[A run of records]

————————

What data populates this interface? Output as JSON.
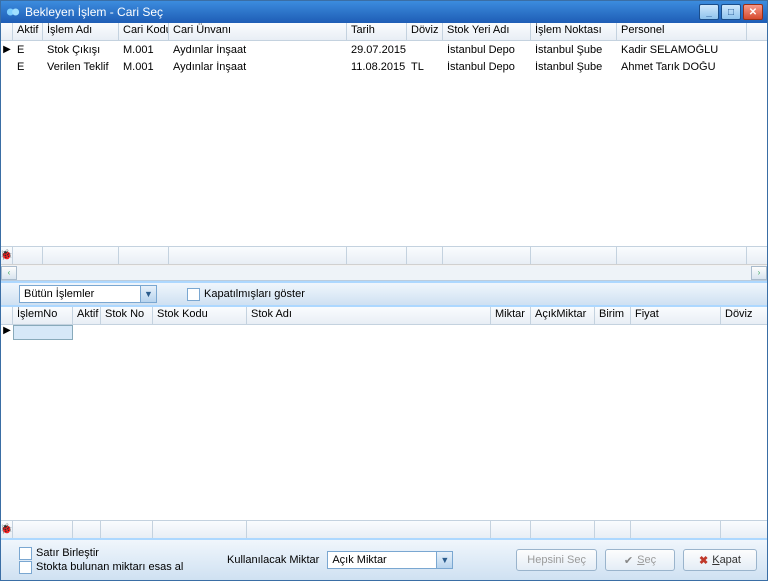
{
  "window": {
    "title": "Bekleyen İşlem - Cari Seç"
  },
  "top_grid": {
    "headers": {
      "aktif": "Aktif",
      "islem_adi": "İşlem Adı",
      "cari_kodu": "Cari Kodu",
      "cari_unvani": "Cari Ünvanı",
      "tarih": "Tarih",
      "doviz": "Döviz",
      "stok_yeri_adi": "Stok Yeri Adı",
      "islem_noktasi": "İşlem Noktası",
      "personel": "Personel"
    },
    "rows": [
      {
        "aktif": "E",
        "islem_adi": "Stok Çıkışı",
        "cari_kodu": "M.001",
        "cari_unvani": "Aydınlar İnşaat",
        "tarih": "29.07.2015",
        "doviz": "",
        "stok_yeri": "İstanbul Depo",
        "islem_noktasi": "İstanbul Şube",
        "personel": "Kadir SELAMOĞLU"
      },
      {
        "aktif": "E",
        "islem_adi": "Verilen Teklif",
        "cari_kodu": "M.001",
        "cari_unvani": "Aydınlar İnşaat",
        "tarih": "11.08.2015",
        "doviz": "TL",
        "stok_yeri": "İstanbul Depo",
        "islem_noktasi": "İstanbul Şube",
        "personel": "Ahmet Tarık DOĞU"
      }
    ]
  },
  "filter_bar": {
    "islem_filter": "Bütün İşlemler",
    "kapatilmis_label": "Kapatılmışları göster"
  },
  "bottom_grid": {
    "headers": {
      "islem_no": "İşlemNo",
      "aktif": "Aktif",
      "stok_no": "Stok No",
      "stok_kodu": "Stok Kodu",
      "stok_adi": "Stok Adı",
      "miktar": "Miktar",
      "acik_miktar": "AçıkMiktar",
      "birim": "Birim",
      "fiyat": "Fiyat",
      "doviz": "Döviz"
    }
  },
  "bottom_bar": {
    "satir_birlestir": "Satır Birleştir",
    "stokta_bulunan": "Stokta bulunan miktarı esas al",
    "kullanilacak_label": "Kullanılacak Miktar",
    "kullanilacak_value": "Açık Miktar",
    "hepsini_sec": "Hepsini Seç",
    "sec_prefix": "S",
    "sec_rest": "eç",
    "kapat_prefix": "K",
    "kapat_rest": "apat"
  }
}
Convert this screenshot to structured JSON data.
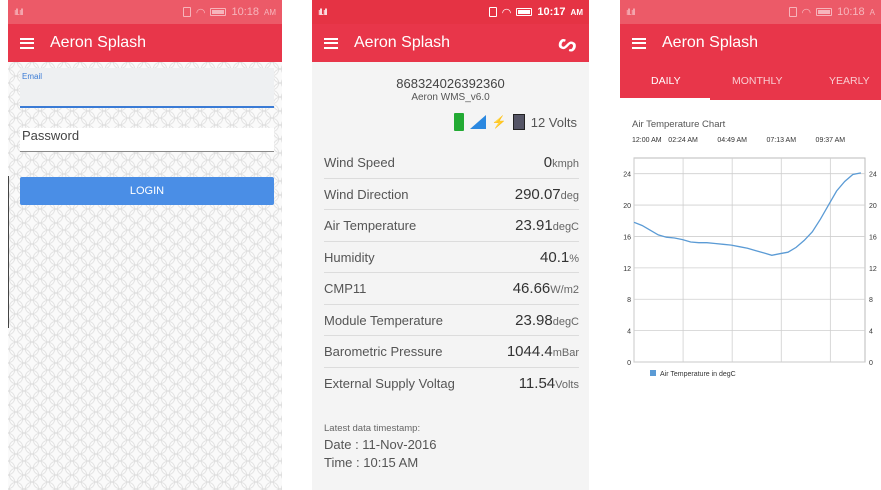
{
  "login": {
    "status_time": "10:18",
    "status_ampm": "AM",
    "app_title": "Aeron Splash",
    "email_label": "Email",
    "password_placeholder": "Password",
    "login_button": "LOGIN"
  },
  "dashboard": {
    "status_time": "10:17",
    "status_ampm": "AM",
    "app_title": "Aeron Splash",
    "device_id": "868324026392360",
    "device_version": "Aeron WMS_v6.0",
    "voltage_indicator": "12 Volts",
    "parameters": [
      {
        "name": "Wind Speed",
        "value": "0",
        "unit": "kmph"
      },
      {
        "name": "Wind Direction",
        "value": "290.07",
        "unit": "deg"
      },
      {
        "name": "Air Temperature",
        "value": "23.91",
        "unit": "degC"
      },
      {
        "name": "Humidity",
        "value": "40.1",
        "unit": "%"
      },
      {
        "name": "CMP11",
        "value": "46.66",
        "unit": "W/m2"
      },
      {
        "name": "Module Temperature",
        "value": "23.98",
        "unit": "degC"
      },
      {
        "name": "Barometric Pressure",
        "value": "1044.4",
        "unit": "mBar"
      },
      {
        "name": "External Supply Voltag",
        "value": "11.54",
        "unit": "Volts"
      }
    ],
    "timestamp_label": "Latest data timestamp:",
    "date_line": "Date : 11-Nov-2016",
    "time_line": "Time : 10:15 AM"
  },
  "chart_screen": {
    "status_time": "10:18",
    "status_ampm": "A",
    "app_title": "Aeron Splash",
    "tabs": [
      "DAILY",
      "MONTHLY",
      "YEARLY"
    ]
  },
  "colors": {
    "primary": "#e8364a",
    "line": "#5b9bd5",
    "login_button": "#4a8ee6"
  },
  "chart_data": {
    "type": "line",
    "title": "Air Temperature Chart",
    "x_tick_labels": [
      "12:00 AM",
      "02:24 AM",
      "04:49 AM",
      "07:13 AM",
      "09:37 AM"
    ],
    "x_range_hours": [
      0,
      11.4
    ],
    "ylim": [
      0,
      26
    ],
    "y_ticks": [
      0,
      4,
      8,
      12,
      16,
      20,
      24
    ],
    "grid": true,
    "legend_position": "bottom-left",
    "series": [
      {
        "name": "Air Temperature in degC",
        "x": [
          0,
          0.4,
          0.8,
          1.2,
          1.6,
          2.0,
          2.4,
          2.8,
          3.2,
          3.6,
          4.0,
          4.4,
          4.8,
          5.2,
          5.6,
          6.0,
          6.4,
          6.8,
          7.2,
          7.6,
          8.0,
          8.4,
          8.8,
          9.2,
          9.6,
          10.0,
          10.4,
          10.8,
          11.2
        ],
        "y": [
          17.8,
          17.4,
          16.8,
          16.2,
          15.9,
          15.8,
          15.6,
          15.3,
          15.2,
          15.2,
          15.1,
          15.0,
          14.9,
          14.7,
          14.5,
          14.2,
          13.9,
          13.6,
          13.8,
          14.0,
          14.6,
          15.5,
          16.6,
          18.2,
          20.0,
          21.8,
          23.0,
          23.9,
          24.1
        ]
      }
    ]
  }
}
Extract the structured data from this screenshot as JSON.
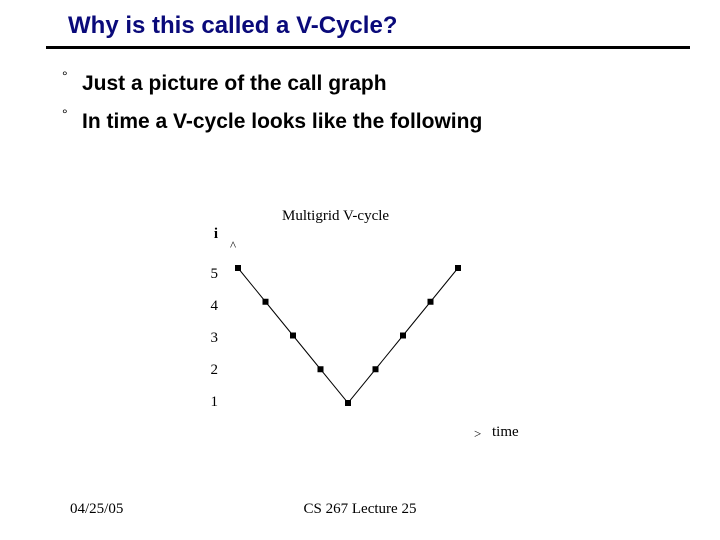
{
  "title": "Why is this called a V-Cycle?",
  "bullets": [
    "Just a picture of the call graph",
    "In time a V-cycle looks like the following"
  ],
  "footer": {
    "date": "04/25/05",
    "course": "CS 267 Lecture 25"
  },
  "chart_data": {
    "type": "line",
    "title": "Multigrid V-cycle",
    "ylabel": "i",
    "xlabel": "time",
    "y_ticks": [
      5,
      4,
      3,
      2,
      1
    ],
    "y_up_marker": "^",
    "x_right_marker": ">",
    "series": [
      {
        "name": "vcycle",
        "points": [
          {
            "x": 1,
            "y": 5
          },
          {
            "x": 2,
            "y": 4
          },
          {
            "x": 3,
            "y": 3
          },
          {
            "x": 4,
            "y": 2
          },
          {
            "x": 5,
            "y": 1
          },
          {
            "x": 6,
            "y": 2
          },
          {
            "x": 7,
            "y": 3
          },
          {
            "x": 8,
            "y": 4
          },
          {
            "x": 9,
            "y": 5
          }
        ]
      }
    ],
    "xlim": [
      0.5,
      9.5
    ],
    "ylim": [
      0.5,
      5.5
    ]
  }
}
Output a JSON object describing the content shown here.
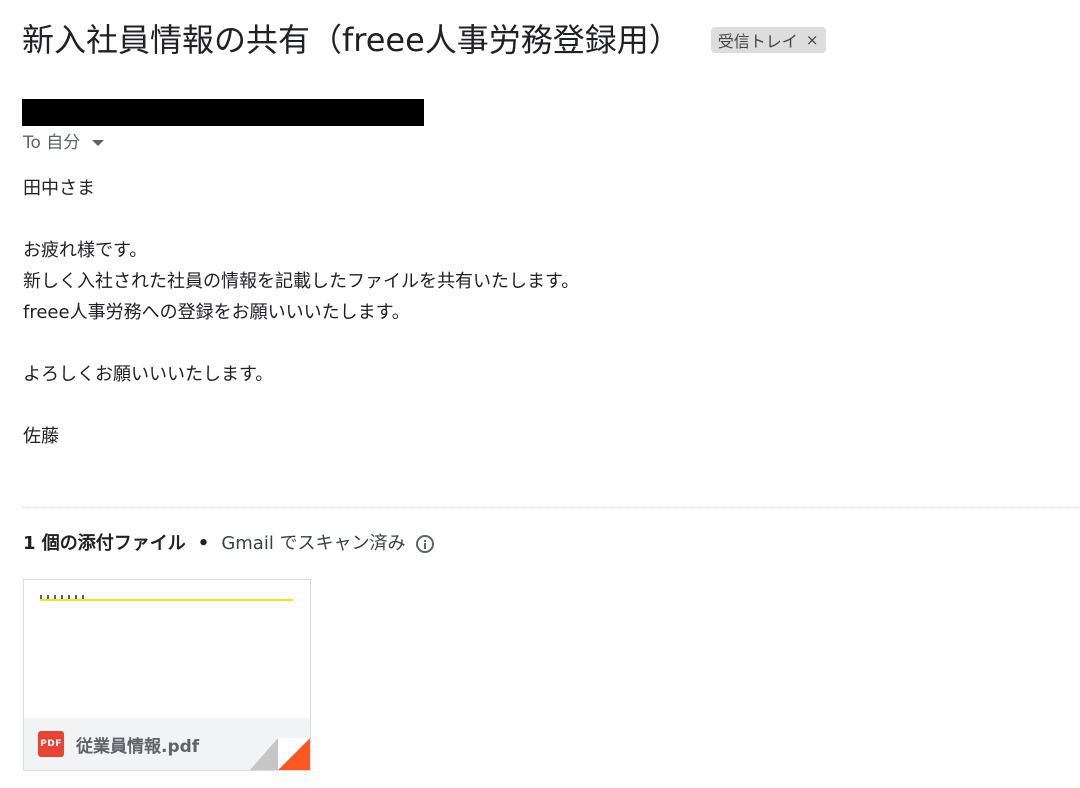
{
  "email": {
    "subject": "新入社員情報の共有（freee人事労務登録用）",
    "label_chip": "受信トレイ",
    "label_chip_close": "×",
    "recipient": "To 自分"
  },
  "body": {
    "lines": [
      "田中さま",
      "",
      "お疲れ様です。",
      "新しく入社された社員の情報を記載したファイルを共有いたします。",
      "freee人事労務への登録をお願いいいたします。",
      "",
      "よろしくお願いいいたします。",
      "",
      "佐藤"
    ]
  },
  "attachments": {
    "count_label": "1 個の添付ファイル",
    "separator": "•",
    "scan_label": "Gmail でスキャン済み",
    "files": [
      {
        "file_type": "PDF",
        "name": "従業員情報.pdf"
      }
    ]
  },
  "colors": {
    "pdf_icon": "#ea4335",
    "corner_fold": "#ff5722",
    "preview_highlight": "#f6e41c"
  }
}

————————

* [WHAT THE TASK ASKS]: Find the lines containing "personel" and pull them out.

* [ANSWER]:
      "personel": "Personel"
        "personel": "Kadir SELAMOĞLU"
        "personel": "Ahmet Tarık DOĞU"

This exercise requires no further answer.